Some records
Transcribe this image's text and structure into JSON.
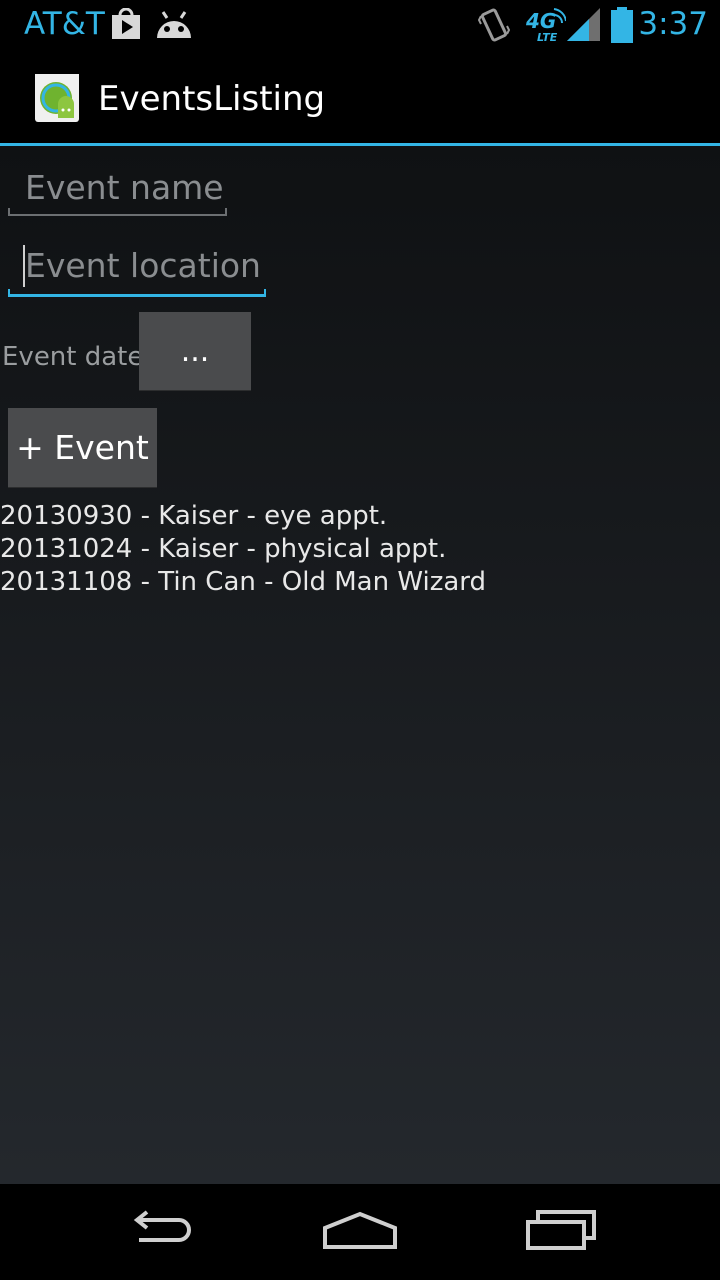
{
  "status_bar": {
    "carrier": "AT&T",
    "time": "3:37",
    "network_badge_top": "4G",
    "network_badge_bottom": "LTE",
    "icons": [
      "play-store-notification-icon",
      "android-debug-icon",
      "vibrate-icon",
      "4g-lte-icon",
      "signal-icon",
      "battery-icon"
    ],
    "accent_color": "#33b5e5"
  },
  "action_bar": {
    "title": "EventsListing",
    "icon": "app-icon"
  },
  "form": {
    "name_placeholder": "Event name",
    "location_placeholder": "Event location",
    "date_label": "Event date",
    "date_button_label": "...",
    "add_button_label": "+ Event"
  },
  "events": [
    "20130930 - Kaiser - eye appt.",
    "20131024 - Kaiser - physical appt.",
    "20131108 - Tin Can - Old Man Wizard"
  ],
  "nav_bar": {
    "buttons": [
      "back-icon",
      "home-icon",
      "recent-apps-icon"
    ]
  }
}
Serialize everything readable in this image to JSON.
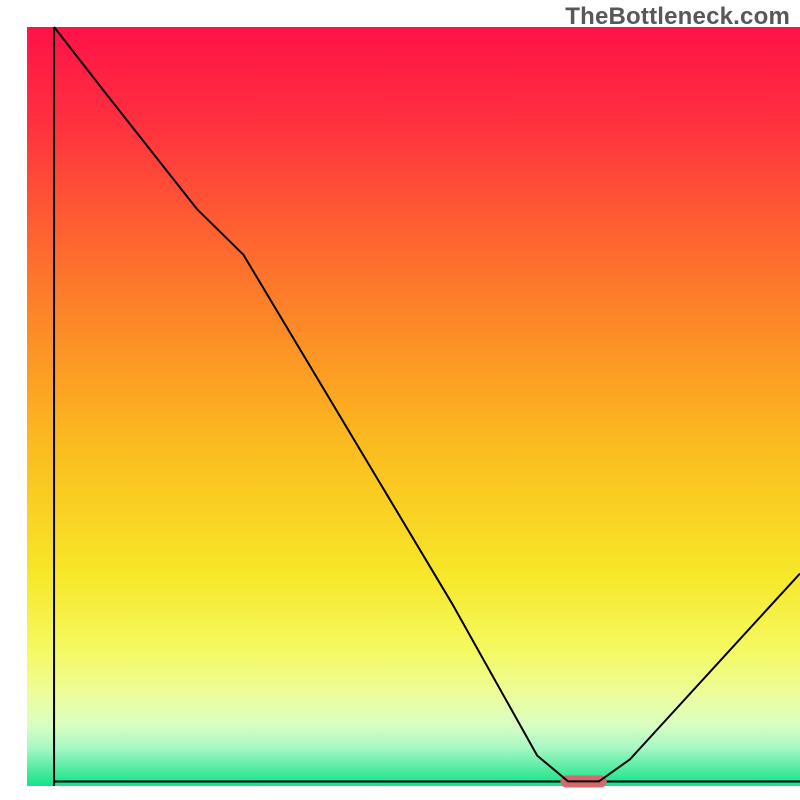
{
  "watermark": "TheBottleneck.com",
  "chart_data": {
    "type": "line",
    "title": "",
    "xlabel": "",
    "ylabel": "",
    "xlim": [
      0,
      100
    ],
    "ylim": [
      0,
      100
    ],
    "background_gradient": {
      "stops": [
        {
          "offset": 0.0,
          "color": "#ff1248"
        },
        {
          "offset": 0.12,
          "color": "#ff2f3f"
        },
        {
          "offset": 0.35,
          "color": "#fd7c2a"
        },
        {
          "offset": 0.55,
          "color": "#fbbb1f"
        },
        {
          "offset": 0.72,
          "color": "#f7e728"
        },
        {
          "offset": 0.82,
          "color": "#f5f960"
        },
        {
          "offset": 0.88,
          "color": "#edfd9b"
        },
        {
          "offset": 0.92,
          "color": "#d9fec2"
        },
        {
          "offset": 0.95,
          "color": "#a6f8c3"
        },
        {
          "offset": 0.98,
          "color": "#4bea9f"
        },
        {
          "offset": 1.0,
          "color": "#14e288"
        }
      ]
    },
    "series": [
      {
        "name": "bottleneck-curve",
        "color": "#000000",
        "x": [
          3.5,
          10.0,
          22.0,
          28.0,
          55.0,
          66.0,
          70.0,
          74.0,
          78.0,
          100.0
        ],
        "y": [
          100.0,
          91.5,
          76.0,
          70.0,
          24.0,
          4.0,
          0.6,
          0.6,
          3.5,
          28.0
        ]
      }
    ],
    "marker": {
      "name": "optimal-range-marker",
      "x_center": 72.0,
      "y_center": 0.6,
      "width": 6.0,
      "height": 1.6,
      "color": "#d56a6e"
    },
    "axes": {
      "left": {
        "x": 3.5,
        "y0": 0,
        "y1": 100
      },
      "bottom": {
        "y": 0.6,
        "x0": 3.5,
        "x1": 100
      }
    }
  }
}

...

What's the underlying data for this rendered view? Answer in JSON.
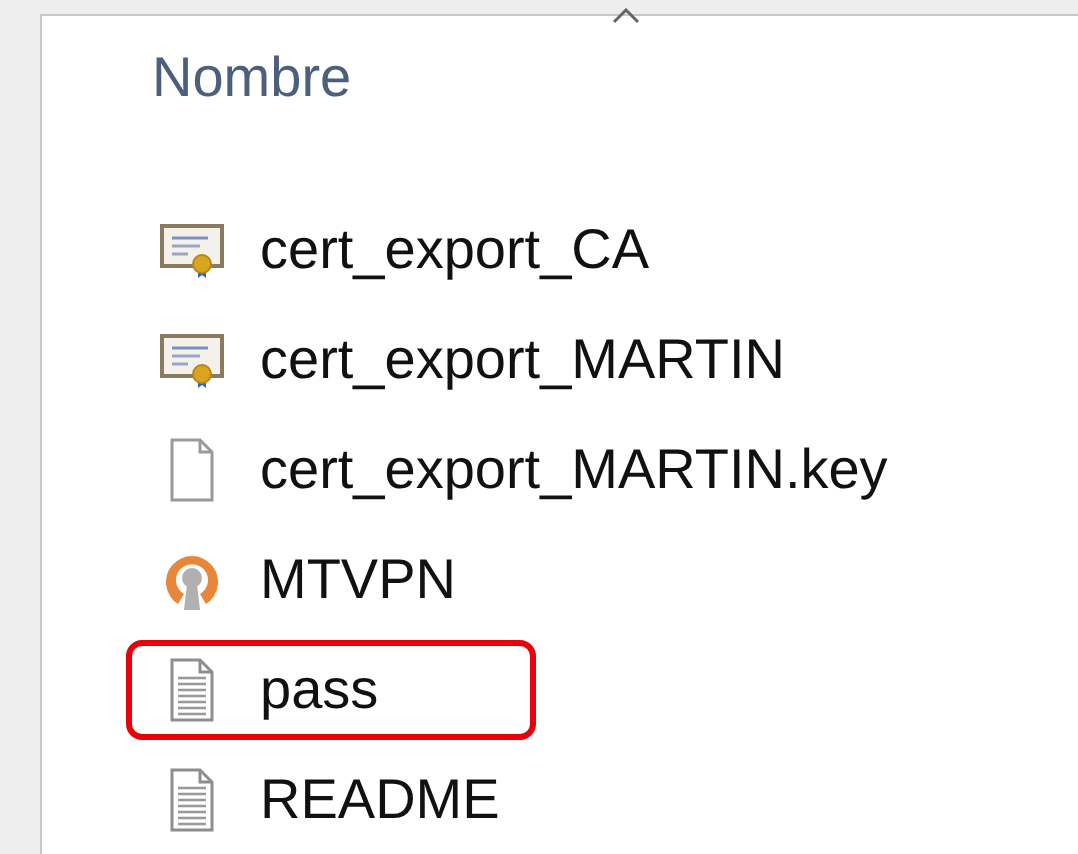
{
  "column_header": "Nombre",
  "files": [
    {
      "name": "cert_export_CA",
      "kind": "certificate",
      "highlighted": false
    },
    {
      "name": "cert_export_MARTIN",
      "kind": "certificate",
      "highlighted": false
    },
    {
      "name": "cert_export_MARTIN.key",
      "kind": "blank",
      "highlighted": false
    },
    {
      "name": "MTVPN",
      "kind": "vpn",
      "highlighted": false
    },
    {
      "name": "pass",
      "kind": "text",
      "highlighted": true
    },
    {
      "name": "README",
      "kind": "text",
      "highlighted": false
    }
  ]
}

Prompt –
Check every line of the data above for the string "JSON", and copy those that have it.

Written answer –
Transcribe this image's text and structure into JSON.
Serialize everything readable in this image to JSON.
What's the underlying data for this rendered view? Answer in JSON.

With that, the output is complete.